Exercise = Copy the data below verbatim, keeping every line, character, and spacing unchanged.

Supplied records =
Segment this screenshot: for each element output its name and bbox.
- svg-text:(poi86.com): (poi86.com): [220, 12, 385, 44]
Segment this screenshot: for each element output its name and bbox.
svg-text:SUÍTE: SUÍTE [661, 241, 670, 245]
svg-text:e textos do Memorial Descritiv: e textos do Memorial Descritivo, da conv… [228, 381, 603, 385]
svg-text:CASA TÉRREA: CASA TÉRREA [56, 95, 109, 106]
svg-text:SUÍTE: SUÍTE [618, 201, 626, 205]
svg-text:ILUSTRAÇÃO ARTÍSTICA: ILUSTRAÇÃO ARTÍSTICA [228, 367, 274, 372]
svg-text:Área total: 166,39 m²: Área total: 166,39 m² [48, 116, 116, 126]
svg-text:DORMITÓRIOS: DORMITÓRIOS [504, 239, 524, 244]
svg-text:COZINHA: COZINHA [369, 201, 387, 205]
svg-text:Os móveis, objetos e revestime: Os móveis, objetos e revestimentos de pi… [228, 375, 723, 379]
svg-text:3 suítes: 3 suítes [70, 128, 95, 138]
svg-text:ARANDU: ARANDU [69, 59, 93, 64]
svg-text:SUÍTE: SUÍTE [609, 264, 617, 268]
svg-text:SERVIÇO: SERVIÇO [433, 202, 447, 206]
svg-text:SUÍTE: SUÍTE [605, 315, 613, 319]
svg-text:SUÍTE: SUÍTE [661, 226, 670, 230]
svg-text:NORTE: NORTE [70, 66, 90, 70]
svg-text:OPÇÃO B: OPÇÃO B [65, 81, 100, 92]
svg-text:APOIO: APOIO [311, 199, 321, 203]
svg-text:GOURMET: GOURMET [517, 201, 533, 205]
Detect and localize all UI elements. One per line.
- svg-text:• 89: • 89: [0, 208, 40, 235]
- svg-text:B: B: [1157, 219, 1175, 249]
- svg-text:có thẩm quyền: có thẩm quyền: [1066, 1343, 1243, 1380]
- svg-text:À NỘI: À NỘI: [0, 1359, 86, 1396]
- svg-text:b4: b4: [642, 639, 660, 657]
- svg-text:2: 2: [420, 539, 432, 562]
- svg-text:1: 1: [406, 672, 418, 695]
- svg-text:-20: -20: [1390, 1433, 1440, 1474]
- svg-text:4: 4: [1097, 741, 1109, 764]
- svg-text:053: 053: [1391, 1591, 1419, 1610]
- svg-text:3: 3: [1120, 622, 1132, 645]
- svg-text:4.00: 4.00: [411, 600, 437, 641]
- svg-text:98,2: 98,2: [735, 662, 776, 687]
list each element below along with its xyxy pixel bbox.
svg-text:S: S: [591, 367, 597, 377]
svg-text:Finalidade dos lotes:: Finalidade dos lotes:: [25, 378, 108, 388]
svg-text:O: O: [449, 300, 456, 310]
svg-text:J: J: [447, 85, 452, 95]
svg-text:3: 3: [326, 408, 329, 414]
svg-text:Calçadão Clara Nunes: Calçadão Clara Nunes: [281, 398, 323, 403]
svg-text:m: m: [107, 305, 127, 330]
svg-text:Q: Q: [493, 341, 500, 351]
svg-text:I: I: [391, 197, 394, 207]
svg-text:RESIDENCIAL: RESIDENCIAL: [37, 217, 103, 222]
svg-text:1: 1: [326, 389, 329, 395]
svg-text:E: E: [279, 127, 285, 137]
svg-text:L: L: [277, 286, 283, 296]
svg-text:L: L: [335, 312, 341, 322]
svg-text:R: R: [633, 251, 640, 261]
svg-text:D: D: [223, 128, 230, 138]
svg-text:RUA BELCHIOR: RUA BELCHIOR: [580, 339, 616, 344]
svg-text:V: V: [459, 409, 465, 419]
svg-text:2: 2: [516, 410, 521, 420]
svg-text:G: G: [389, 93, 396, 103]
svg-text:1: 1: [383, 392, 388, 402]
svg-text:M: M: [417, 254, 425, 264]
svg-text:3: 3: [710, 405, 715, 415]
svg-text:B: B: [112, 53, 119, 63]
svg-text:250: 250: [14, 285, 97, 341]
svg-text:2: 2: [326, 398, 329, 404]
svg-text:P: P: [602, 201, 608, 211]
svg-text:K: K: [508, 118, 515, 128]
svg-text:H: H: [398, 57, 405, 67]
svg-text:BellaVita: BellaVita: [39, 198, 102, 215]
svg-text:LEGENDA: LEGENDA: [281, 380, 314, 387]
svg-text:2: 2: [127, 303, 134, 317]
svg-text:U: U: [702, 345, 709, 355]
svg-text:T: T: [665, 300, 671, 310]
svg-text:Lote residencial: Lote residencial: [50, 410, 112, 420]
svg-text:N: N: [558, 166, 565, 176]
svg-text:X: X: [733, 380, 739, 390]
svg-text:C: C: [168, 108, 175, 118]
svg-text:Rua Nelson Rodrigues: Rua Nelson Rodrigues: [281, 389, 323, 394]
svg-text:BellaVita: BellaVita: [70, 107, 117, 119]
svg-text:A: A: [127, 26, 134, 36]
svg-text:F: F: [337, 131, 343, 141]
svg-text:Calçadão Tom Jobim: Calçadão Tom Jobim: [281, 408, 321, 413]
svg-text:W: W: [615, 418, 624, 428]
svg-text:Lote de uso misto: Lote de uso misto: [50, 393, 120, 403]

Solution to this task =
Segment this screenshot: for each element output its name and bbox.
- svg-text:(poi86.com): (poi86.com): [220, 12, 385, 44]
Segment this screenshot: for each element output its name and bbox.
svg-text:SUÍTE: SUÍTE [661, 241, 670, 245]
svg-text:e textos do Memorial Descritiv: e textos do Memorial Descritivo, da conv… [228, 381, 603, 385]
svg-text:CASA TÉRREA: CASA TÉRREA [56, 95, 109, 106]
svg-text:SUÍTE: SUÍTE [618, 201, 626, 205]
svg-text:ILUSTRAÇÃO ARTÍSTICA: ILUSTRAÇÃO ARTÍSTICA [228, 367, 274, 372]
svg-text:Área total: 166,39 m²: Área total: 166,39 m² [48, 116, 116, 126]
svg-text:DORMITÓRIOS: DORMITÓRIOS [504, 239, 524, 244]
svg-text:COZINHA: COZINHA [369, 201, 387, 205]
svg-text:Os móveis, objetos e revestime: Os móveis, objetos e revestimentos de pi… [228, 375, 723, 379]
svg-text:3 suítes: 3 suítes [70, 128, 95, 138]
svg-text:ARANDU: ARANDU [69, 59, 93, 64]
svg-text:SUÍTE: SUÍTE [609, 264, 617, 268]
svg-text:SERVIÇO: SERVIÇO [433, 202, 447, 206]
svg-text:SUÍTE: SUÍTE [605, 315, 613, 319]
svg-text:SUÍTE: SUÍTE [661, 226, 670, 230]
svg-text:NORTE: NORTE [70, 66, 90, 70]
svg-text:OPÇÃO B: OPÇÃO B [65, 81, 100, 92]
svg-text:APOIO: APOIO [311, 199, 321, 203]
svg-text:GOURMET: GOURMET [517, 201, 533, 205]
Detect and localize all UI elements. One per line.
- svg-text:• 89: • 89: [0, 208, 40, 235]
- svg-text:B: B: [1157, 219, 1175, 249]
- svg-text:có thẩm quyền: có thẩm quyền: [1066, 1343, 1243, 1380]
- svg-text:À NỘI: À NỘI: [0, 1359, 86, 1396]
- svg-text:b4: b4: [642, 639, 660, 657]
- svg-text:2: 2: [420, 539, 432, 562]
- svg-text:1: 1: [406, 672, 418, 695]
- svg-text:-20: -20: [1390, 1433, 1440, 1474]
- svg-text:4: 4: [1097, 741, 1109, 764]
- svg-text:053: 053: [1391, 1591, 1419, 1610]
- svg-text:3: 3: [1120, 622, 1132, 645]
- svg-text:4.00: 4.00: [411, 600, 437, 641]
- svg-text:98,2: 98,2: [735, 662, 776, 687]
list each element below along with its xyxy pixel bbox.
svg-text:S: S: [591, 367, 597, 377]
svg-text:Finalidade dos lotes:: Finalidade dos lotes:: [25, 378, 108, 388]
svg-text:O: O: [449, 300, 456, 310]
svg-text:J: J: [447, 85, 452, 95]
svg-text:3: 3: [326, 408, 329, 414]
svg-text:Calçadão Clara Nunes: Calçadão Clara Nunes: [281, 398, 323, 403]
svg-text:m: m: [107, 305, 127, 330]
svg-text:Q: Q: [493, 341, 500, 351]
svg-text:I: I: [391, 197, 394, 207]
svg-text:RESIDENCIAL: RESIDENCIAL: [37, 217, 103, 222]
svg-text:1: 1: [326, 389, 329, 395]
svg-text:E: E: [279, 127, 285, 137]
svg-text:L: L: [277, 286, 283, 296]
svg-text:L: L: [335, 312, 341, 322]
svg-text:R: R: [633, 251, 640, 261]
svg-text:D: D: [223, 128, 230, 138]
svg-text:RUA BELCHIOR: RUA BELCHIOR: [580, 339, 616, 344]
svg-text:V: V: [459, 409, 465, 419]
svg-text:2: 2: [516, 410, 521, 420]
svg-text:G: G: [389, 93, 396, 103]
svg-text:1: 1: [383, 392, 388, 402]
svg-text:M: M: [417, 254, 425, 264]
svg-text:3: 3: [710, 405, 715, 415]
svg-text:B: B: [112, 53, 119, 63]
svg-text:250: 250: [14, 285, 97, 341]
svg-text:2: 2: [326, 398, 329, 404]
svg-text:P: P: [602, 201, 608, 211]
svg-text:K: K: [508, 118, 515, 128]
svg-text:H: H: [398, 57, 405, 67]
svg-text:BellaVita: BellaVita: [39, 198, 102, 215]
svg-text:LEGENDA: LEGENDA: [281, 380, 314, 387]
svg-text:2: 2: [127, 303, 134, 317]
svg-text:U: U: [702, 345, 709, 355]
svg-text:T: T: [665, 300, 671, 310]
svg-text:Lote residencial: Lote residencial: [50, 410, 112, 420]
svg-text:N: N: [558, 166, 565, 176]
svg-text:X: X: [733, 380, 739, 390]
svg-text:C: C: [168, 108, 175, 118]
svg-text:Rua Nelson Rodrigues: Rua Nelson Rodrigues: [281, 389, 323, 394]
svg-text:BellaVita: BellaVita: [70, 107, 117, 119]
svg-text:A: A: [127, 26, 134, 36]
svg-text:F: F: [337, 131, 343, 141]
svg-text:Calçadão Tom Jobim: Calçadão Tom Jobim: [281, 408, 321, 413]
svg-text:W: W: [615, 418, 624, 428]
svg-text:Lote de uso misto: Lote de uso misto: [50, 393, 120, 403]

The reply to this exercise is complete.